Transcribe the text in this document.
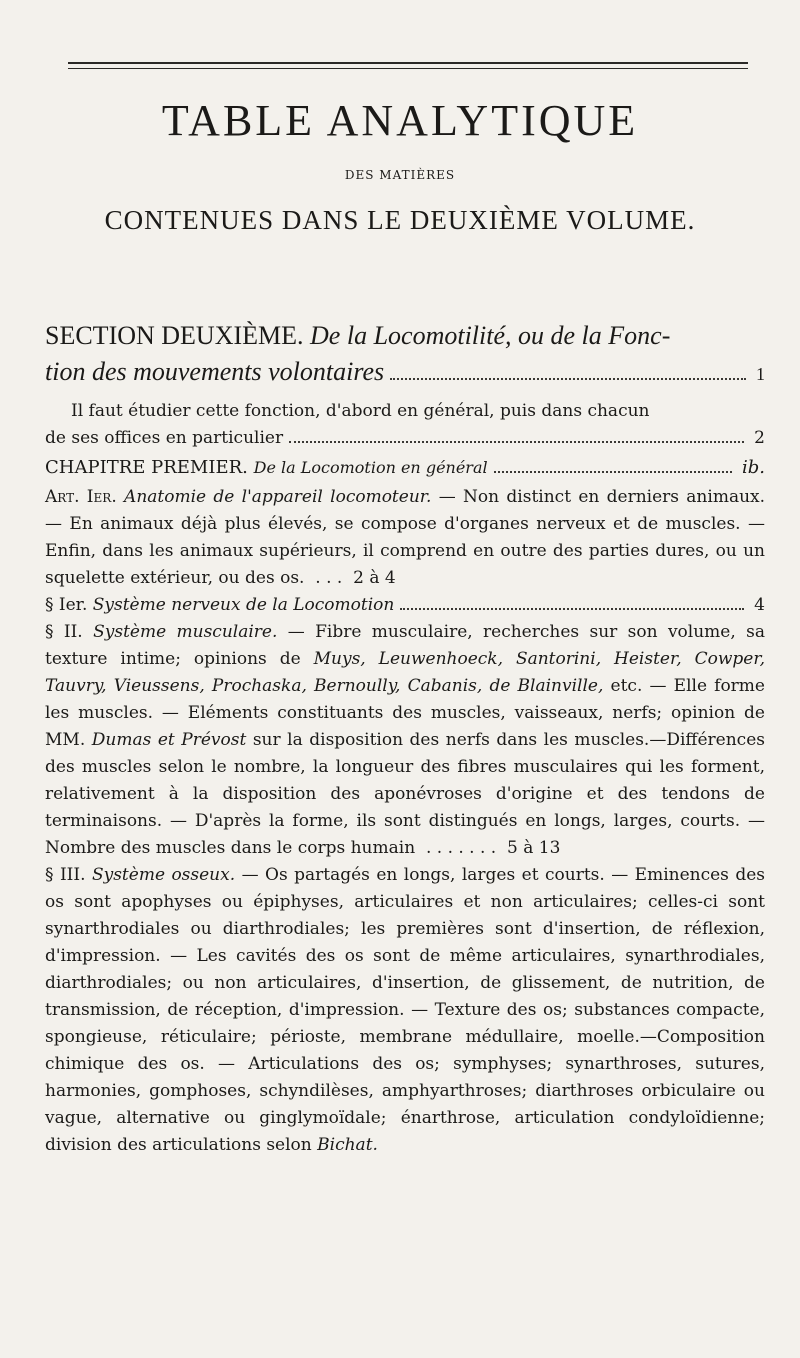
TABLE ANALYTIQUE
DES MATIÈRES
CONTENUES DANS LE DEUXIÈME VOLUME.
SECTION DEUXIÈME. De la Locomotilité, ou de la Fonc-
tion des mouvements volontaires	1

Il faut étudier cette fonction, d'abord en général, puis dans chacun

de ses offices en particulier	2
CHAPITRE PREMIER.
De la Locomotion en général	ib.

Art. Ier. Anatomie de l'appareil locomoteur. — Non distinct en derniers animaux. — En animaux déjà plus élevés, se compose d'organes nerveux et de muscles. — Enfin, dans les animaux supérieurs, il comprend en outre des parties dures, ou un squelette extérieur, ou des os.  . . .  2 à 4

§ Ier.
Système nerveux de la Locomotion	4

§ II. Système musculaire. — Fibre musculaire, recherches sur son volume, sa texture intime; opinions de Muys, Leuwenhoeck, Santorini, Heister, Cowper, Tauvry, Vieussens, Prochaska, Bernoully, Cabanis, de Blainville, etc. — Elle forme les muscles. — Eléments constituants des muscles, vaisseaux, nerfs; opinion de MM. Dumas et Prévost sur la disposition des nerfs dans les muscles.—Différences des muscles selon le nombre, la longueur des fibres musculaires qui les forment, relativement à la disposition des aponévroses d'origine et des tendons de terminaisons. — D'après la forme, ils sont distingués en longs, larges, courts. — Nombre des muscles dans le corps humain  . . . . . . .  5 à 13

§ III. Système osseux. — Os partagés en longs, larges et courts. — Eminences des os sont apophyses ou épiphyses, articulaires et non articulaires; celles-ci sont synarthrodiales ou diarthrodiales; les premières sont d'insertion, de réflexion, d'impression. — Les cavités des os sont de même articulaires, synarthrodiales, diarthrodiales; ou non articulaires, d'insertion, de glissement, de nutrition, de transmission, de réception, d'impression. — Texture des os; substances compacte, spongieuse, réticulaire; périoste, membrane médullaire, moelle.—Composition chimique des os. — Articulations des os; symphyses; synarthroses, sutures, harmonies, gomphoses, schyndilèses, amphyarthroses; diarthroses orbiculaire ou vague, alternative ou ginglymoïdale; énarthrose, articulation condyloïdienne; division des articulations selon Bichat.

════════════════

WHAT YOU WILL DO: Count the lines in the records above that contain the word "longs", and reply with only that number.

WORKED SOLUTION: 2